## Task directions
Pull out every line below holding the word "area".

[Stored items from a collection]
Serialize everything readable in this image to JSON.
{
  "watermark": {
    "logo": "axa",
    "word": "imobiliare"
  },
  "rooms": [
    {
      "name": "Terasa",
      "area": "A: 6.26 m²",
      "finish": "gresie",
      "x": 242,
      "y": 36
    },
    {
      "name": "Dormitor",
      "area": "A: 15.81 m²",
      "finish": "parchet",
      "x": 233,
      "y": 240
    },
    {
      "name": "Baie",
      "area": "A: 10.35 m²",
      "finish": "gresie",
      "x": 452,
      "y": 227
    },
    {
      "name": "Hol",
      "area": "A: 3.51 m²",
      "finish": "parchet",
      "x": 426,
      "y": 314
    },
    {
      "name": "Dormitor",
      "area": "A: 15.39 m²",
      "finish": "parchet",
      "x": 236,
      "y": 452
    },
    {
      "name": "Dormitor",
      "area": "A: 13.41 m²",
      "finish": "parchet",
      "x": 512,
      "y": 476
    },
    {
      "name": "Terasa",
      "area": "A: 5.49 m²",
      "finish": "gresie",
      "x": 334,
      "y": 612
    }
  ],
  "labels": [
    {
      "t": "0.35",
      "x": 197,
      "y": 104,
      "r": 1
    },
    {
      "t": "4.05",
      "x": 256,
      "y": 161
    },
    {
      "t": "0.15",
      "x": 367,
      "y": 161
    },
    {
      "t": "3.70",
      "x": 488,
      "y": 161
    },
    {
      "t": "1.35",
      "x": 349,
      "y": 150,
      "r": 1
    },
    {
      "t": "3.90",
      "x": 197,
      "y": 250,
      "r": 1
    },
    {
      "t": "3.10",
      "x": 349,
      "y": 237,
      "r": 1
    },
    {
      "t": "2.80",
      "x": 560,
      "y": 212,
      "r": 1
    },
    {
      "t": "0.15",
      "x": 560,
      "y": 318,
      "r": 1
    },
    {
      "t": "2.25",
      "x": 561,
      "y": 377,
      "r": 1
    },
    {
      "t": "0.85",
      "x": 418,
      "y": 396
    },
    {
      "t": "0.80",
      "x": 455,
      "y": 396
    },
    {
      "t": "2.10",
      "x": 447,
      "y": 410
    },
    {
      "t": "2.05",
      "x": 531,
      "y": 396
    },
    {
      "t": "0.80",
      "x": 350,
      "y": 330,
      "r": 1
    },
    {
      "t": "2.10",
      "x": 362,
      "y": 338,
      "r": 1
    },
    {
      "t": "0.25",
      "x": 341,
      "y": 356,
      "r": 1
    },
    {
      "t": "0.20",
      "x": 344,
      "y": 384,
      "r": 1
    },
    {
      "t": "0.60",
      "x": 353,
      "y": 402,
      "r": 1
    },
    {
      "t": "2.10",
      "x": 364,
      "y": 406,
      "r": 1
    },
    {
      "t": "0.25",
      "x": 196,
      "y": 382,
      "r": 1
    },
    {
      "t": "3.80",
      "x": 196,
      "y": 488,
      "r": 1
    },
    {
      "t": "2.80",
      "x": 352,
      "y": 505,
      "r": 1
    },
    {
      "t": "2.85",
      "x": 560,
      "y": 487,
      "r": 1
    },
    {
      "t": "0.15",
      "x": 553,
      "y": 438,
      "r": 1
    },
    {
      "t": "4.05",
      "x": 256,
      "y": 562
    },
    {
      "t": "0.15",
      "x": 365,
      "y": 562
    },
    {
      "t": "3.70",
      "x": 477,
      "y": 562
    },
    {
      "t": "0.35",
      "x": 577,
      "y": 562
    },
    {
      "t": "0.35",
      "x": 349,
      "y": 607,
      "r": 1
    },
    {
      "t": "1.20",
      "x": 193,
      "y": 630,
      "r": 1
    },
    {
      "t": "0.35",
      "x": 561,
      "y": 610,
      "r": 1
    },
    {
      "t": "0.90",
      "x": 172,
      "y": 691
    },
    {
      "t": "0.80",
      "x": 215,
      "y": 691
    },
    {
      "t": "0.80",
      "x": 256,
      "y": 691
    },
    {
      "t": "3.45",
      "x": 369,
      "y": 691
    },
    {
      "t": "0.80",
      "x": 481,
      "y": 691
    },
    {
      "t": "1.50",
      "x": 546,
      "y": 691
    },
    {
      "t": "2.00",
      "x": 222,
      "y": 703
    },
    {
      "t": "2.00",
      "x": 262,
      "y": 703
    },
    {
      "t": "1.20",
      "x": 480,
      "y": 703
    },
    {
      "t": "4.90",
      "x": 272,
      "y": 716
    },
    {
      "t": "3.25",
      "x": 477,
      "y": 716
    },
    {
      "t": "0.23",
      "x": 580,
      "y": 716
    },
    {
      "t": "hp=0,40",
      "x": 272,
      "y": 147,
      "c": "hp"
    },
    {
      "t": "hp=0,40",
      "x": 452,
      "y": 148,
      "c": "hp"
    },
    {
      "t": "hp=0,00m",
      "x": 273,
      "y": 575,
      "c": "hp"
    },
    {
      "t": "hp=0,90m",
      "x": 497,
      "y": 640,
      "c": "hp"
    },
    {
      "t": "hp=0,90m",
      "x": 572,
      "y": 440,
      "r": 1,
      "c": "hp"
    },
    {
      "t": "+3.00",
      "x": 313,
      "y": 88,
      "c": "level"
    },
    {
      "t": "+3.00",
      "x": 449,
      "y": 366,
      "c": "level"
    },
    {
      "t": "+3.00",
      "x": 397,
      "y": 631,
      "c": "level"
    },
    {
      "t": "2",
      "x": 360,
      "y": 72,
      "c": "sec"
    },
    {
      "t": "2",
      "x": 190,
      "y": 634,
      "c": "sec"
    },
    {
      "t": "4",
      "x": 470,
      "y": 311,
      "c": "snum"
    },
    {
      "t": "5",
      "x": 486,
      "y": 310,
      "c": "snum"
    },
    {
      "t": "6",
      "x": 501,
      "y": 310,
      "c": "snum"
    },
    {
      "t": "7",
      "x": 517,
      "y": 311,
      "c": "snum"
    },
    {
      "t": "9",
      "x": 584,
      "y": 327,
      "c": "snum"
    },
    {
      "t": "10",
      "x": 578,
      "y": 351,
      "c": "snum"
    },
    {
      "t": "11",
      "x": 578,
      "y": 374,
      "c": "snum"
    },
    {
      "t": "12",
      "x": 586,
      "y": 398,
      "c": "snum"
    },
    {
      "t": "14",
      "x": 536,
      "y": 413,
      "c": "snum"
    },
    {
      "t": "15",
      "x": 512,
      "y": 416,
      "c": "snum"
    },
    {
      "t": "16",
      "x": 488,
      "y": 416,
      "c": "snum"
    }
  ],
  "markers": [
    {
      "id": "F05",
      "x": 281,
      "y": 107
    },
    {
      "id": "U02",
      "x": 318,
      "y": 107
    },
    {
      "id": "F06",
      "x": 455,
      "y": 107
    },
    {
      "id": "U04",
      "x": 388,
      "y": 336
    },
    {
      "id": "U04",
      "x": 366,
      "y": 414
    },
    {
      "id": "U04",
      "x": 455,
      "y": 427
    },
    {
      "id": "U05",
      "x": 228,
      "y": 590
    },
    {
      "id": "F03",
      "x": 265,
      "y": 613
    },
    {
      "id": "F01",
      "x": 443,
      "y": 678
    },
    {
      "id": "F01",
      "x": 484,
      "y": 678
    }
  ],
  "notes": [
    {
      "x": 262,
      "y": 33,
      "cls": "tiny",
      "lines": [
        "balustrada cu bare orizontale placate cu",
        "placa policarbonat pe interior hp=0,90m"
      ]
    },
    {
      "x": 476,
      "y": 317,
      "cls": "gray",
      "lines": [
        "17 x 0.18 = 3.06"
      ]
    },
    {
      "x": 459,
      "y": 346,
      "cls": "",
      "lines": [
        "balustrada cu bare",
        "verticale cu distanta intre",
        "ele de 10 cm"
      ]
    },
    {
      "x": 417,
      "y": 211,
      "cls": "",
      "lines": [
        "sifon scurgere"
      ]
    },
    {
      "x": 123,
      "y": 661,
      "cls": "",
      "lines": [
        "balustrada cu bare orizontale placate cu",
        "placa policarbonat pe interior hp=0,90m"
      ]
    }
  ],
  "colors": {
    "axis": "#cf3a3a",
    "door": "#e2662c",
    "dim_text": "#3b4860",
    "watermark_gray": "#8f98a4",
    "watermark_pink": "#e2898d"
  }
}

## Answer in full
      "area": "A: 6.26 m²",
      "area": "A: 15.81 m²",
      "area": "A: 10.35 m²",
      "area": "A: 3.51 m²",
      "area": "A: 15.39 m²",
      "area": "A: 13.41 m²",
      "area": "A: 5.49 m²",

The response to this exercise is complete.